#### Aim
Copy the full set of lines exactly as given.

#### Records
○ ○ ○
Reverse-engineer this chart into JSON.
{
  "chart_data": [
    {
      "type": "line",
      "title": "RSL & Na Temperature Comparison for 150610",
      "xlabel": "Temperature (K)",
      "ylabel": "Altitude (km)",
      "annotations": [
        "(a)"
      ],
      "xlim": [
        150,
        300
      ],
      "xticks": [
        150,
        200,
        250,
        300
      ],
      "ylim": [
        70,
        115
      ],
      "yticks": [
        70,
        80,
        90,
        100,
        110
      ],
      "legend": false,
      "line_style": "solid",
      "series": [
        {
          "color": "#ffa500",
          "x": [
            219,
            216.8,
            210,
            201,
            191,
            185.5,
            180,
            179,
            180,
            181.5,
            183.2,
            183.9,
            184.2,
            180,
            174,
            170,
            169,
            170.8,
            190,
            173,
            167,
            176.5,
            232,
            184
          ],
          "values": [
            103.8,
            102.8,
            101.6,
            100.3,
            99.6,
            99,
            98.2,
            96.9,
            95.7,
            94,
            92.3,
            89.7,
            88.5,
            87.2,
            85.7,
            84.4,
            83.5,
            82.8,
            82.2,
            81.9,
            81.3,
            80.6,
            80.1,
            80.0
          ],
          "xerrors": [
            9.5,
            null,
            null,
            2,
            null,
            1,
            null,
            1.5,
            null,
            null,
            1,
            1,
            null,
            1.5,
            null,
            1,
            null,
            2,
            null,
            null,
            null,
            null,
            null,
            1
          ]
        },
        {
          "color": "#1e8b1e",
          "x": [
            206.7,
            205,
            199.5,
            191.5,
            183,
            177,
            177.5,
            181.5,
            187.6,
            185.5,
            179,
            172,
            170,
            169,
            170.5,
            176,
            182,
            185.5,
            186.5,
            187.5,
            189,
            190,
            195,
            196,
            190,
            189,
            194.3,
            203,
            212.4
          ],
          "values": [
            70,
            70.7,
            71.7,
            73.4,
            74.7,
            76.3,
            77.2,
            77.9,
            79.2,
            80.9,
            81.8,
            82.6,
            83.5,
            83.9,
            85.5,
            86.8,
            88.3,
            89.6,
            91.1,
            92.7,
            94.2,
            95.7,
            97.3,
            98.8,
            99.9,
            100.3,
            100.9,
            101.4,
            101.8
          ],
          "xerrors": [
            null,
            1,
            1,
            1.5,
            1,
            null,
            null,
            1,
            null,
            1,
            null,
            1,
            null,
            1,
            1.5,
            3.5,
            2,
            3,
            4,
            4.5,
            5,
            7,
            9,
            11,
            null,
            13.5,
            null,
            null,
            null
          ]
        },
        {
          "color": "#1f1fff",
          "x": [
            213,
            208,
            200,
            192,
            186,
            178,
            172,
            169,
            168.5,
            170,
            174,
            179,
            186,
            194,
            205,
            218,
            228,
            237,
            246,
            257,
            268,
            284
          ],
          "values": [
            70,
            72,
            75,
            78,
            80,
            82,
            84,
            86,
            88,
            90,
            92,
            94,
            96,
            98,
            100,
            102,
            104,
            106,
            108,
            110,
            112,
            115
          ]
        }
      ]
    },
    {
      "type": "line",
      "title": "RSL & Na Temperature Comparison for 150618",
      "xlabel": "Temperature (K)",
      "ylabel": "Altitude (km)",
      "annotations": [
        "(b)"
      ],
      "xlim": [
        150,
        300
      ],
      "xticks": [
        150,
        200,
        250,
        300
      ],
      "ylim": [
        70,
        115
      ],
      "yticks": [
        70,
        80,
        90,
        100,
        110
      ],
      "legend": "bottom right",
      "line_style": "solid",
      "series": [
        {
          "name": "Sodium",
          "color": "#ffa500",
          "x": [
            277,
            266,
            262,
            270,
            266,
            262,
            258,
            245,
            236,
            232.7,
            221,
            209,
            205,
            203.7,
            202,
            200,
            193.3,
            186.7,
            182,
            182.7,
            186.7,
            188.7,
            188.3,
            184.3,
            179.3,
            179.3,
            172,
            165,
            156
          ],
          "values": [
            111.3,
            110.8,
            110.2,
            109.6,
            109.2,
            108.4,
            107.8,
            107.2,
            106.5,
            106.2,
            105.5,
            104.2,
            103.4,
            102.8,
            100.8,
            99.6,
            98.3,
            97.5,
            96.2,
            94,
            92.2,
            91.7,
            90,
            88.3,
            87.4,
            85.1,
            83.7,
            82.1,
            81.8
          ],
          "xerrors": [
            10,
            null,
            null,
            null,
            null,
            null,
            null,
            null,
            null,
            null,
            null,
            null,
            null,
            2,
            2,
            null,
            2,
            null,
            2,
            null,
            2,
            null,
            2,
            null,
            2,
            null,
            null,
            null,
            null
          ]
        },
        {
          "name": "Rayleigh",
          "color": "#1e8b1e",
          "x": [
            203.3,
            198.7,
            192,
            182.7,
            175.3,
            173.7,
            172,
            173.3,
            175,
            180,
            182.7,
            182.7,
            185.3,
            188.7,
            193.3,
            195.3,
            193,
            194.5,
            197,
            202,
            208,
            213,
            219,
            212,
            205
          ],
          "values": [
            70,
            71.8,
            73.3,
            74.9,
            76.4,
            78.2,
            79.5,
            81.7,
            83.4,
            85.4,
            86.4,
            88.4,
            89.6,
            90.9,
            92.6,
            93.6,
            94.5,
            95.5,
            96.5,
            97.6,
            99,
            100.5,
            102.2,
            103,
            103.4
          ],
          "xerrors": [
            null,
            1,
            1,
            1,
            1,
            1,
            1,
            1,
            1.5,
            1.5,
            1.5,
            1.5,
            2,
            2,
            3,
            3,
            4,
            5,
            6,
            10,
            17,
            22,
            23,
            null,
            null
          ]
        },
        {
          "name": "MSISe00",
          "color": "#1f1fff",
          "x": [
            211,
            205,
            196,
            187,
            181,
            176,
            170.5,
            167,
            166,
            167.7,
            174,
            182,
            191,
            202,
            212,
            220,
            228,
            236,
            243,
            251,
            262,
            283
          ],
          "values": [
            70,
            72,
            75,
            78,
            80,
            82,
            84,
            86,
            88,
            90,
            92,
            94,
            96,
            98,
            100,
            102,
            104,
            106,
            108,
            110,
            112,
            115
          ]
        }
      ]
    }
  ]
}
○ ○ ○
#### Response for this exercise
Reverse-engineer this chart into JSON.
{
  "chart_data": [
    {
      "type": "line",
      "title": "RSL & Na Temperature Comparison for 150610",
      "xlabel": "Temperature (K)",
      "ylabel": "Altitude (km)",
      "annotations": [
        "(a)"
      ],
      "xlim": [
        150,
        300
      ],
      "xticks": [
        150,
        200,
        250,
        300
      ],
      "ylim": [
        70,
        115
      ],
      "yticks": [
        70,
        80,
        90,
        100,
        110
      ],
      "legend": false,
      "line_style": "solid",
      "series": [
        {
          "color": "#ffa500",
          "x": [
            219,
            216.8,
            210,
            201,
            191,
            185.5,
            180,
            179,
            180,
            181.5,
            183.2,
            183.9,
            184.2,
            180,
            174,
            170,
            169,
            170.8,
            190,
            173,
            167,
            176.5,
            232,
            184
          ],
          "values": [
            103.8,
            102.8,
            101.6,
            100.3,
            99.6,
            99,
            98.2,
            96.9,
            95.7,
            94,
            92.3,
            89.7,
            88.5,
            87.2,
            85.7,
            84.4,
            83.5,
            82.8,
            82.2,
            81.9,
            81.3,
            80.6,
            80.1,
            80.0
          ],
          "xerrors": [
            9.5,
            null,
            null,
            2,
            null,
            1,
            null,
            1.5,
            null,
            null,
            1,
            1,
            null,
            1.5,
            null,
            1,
            null,
            2,
            null,
            null,
            null,
            null,
            null,
            1
          ]
        },
        {
          "color": "#1e8b1e",
          "x": [
            206.7,
            205,
            199.5,
            191.5,
            183,
            177,
            177.5,
            181.5,
            187.6,
            185.5,
            179,
            172,
            170,
            169,
            170.5,
            176,
            182,
            185.5,
            186.5,
            187.5,
            189,
            190,
            195,
            196,
            190,
            189,
            194.3,
            203,
            212.4
          ],
          "values": [
            70,
            70.7,
            71.7,
            73.4,
            74.7,
            76.3,
            77.2,
            77.9,
            79.2,
            80.9,
            81.8,
            82.6,
            83.5,
            83.9,
            85.5,
            86.8,
            88.3,
            89.6,
            91.1,
            92.7,
            94.2,
            95.7,
            97.3,
            98.8,
            99.9,
            100.3,
            100.9,
            101.4,
            101.8
          ],
          "xerrors": [
            null,
            1,
            1,
            1.5,
            1,
            null,
            null,
            1,
            null,
            1,
            null,
            1,
            null,
            1,
            1.5,
            3.5,
            2,
            3,
            4,
            4.5,
            5,
            7,
            9,
            11,
            null,
            13.5,
            null,
            null,
            null
          ]
        },
        {
          "color": "#1f1fff",
          "x": [
            213,
            208,
            200,
            192,
            186,
            178,
            172,
            169,
            168.5,
            170,
            174,
            179,
            186,
            194,
            205,
            218,
            228,
            237,
            246,
            257,
            268,
            284
          ],
          "values": [
            70,
            72,
            75,
            78,
            80,
            82,
            84,
            86,
            88,
            90,
            92,
            94,
            96,
            98,
            100,
            102,
            104,
            106,
            108,
            110,
            112,
            115
          ]
        }
      ]
    },
    {
      "type": "line",
      "title": "RSL & Na Temperature Comparison for 150618",
      "xlabel": "Temperature (K)",
      "ylabel": "Altitude (km)",
      "annotations": [
        "(b)"
      ],
      "xlim": [
        150,
        300
      ],
      "xticks": [
        150,
        200,
        250,
        300
      ],
      "ylim": [
        70,
        115
      ],
      "yticks": [
        70,
        80,
        90,
        100,
        110
      ],
      "legend": "bottom right",
      "line_style": "solid",
      "series": [
        {
          "name": "Sodium",
          "color": "#ffa500",
          "x": [
            277,
            266,
            262,
            270,
            266,
            262,
            258,
            245,
            236,
            232.7,
            221,
            209,
            205,
            203.7,
            202,
            200,
            193.3,
            186.7,
            182,
            182.7,
            186.7,
            188.7,
            188.3,
            184.3,
            179.3,
            179.3,
            172,
            165,
            156
          ],
          "values": [
            111.3,
            110.8,
            110.2,
            109.6,
            109.2,
            108.4,
            107.8,
            107.2,
            106.5,
            106.2,
            105.5,
            104.2,
            103.4,
            102.8,
            100.8,
            99.6,
            98.3,
            97.5,
            96.2,
            94,
            92.2,
            91.7,
            90,
            88.3,
            87.4,
            85.1,
            83.7,
            82.1,
            81.8
          ],
          "xerrors": [
            10,
            null,
            null,
            null,
            null,
            null,
            null,
            null,
            null,
            null,
            null,
            null,
            null,
            2,
            2,
            null,
            2,
            null,
            2,
            null,
            2,
            null,
            2,
            null,
            2,
            null,
            null,
            null,
            null
          ]
        },
        {
          "name": "Rayleigh",
          "color": "#1e8b1e",
          "x": [
            203.3,
            198.7,
            192,
            182.7,
            175.3,
            173.7,
            172,
            173.3,
            175,
            180,
            182.7,
            182.7,
            185.3,
            188.7,
            193.3,
            195.3,
            193,
            194.5,
            197,
            202,
            208,
            213,
            219,
            212,
            205
          ],
          "values": [
            70,
            71.8,
            73.3,
            74.9,
            76.4,
            78.2,
            79.5,
            81.7,
            83.4,
            85.4,
            86.4,
            88.4,
            89.6,
            90.9,
            92.6,
            93.6,
            94.5,
            95.5,
            96.5,
            97.6,
            99,
            100.5,
            102.2,
            103,
            103.4
          ],
          "xerrors": [
            null,
            1,
            1,
            1,
            1,
            1,
            1,
            1,
            1.5,
            1.5,
            1.5,
            1.5,
            2,
            2,
            3,
            3,
            4,
            5,
            6,
            10,
            17,
            22,
            23,
            null,
            null
          ]
        },
        {
          "name": "MSISe00",
          "color": "#1f1fff",
          "x": [
            211,
            205,
            196,
            187,
            181,
            176,
            170.5,
            167,
            166,
            167.7,
            174,
            182,
            191,
            202,
            212,
            220,
            228,
            236,
            243,
            251,
            262,
            283
          ],
          "values": [
            70,
            72,
            75,
            78,
            80,
            82,
            84,
            86,
            88,
            90,
            92,
            94,
            96,
            98,
            100,
            102,
            104,
            106,
            108,
            110,
            112,
            115
          ]
        }
      ]
    }
  ]
}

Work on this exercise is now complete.